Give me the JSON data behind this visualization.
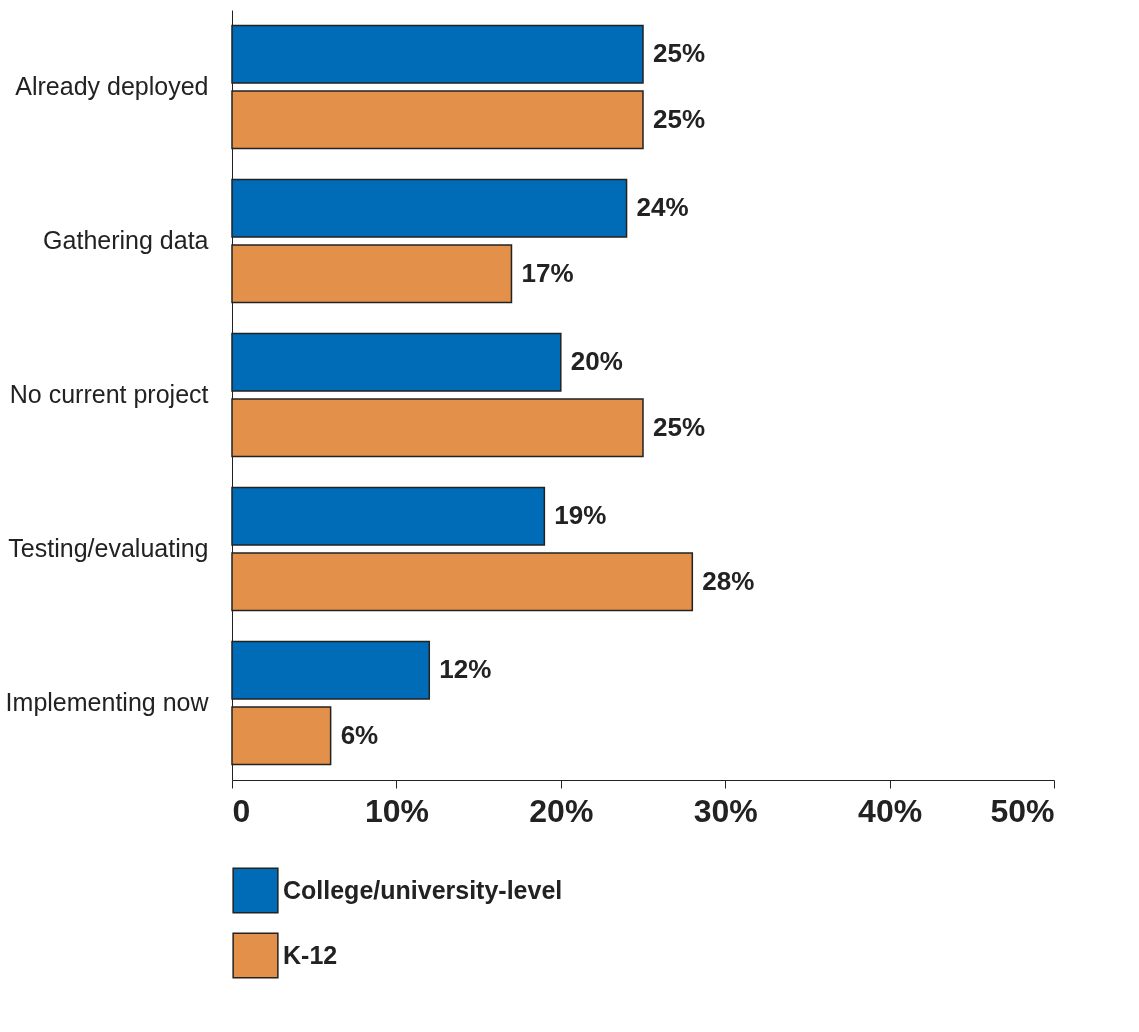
{
  "chart_data": {
    "type": "bar",
    "orientation": "horizontal",
    "categories": [
      "Already deployed",
      "Gathering data",
      "No current project",
      "Testing/evaluating",
      "Implementing now"
    ],
    "series": [
      {
        "name": "College/university-level",
        "color": "#006bb6",
        "values": [
          25,
          24,
          20,
          19,
          12
        ],
        "value_labels": [
          "25%",
          "24%",
          "20%",
          "19%",
          "12%"
        ]
      },
      {
        "name": "K-12",
        "color": "#e2904a",
        "values": [
          25,
          17,
          25,
          28,
          6
        ],
        "value_labels": [
          "25%",
          "17%",
          "25%",
          "28%",
          "6%"
        ]
      }
    ],
    "xlim": [
      0,
      50
    ],
    "xticks": [
      0,
      {
        "value": 10,
        "label": "10%"
      },
      {
        "value": 20,
        "label": "20%"
      },
      {
        "value": 30,
        "label": "30%"
      },
      {
        "value": 40,
        "label": "40%"
      },
      {
        "value": 50,
        "label": "50%"
      }
    ],
    "grid": false,
    "legend": "bottom"
  }
}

- [PROBLEM DETAILS]: Scan the material above for the string "name" and report each line where you find it.

- [THE COMPLETED TASK]:
        "name": "College/university-level",
        "name": "K-12",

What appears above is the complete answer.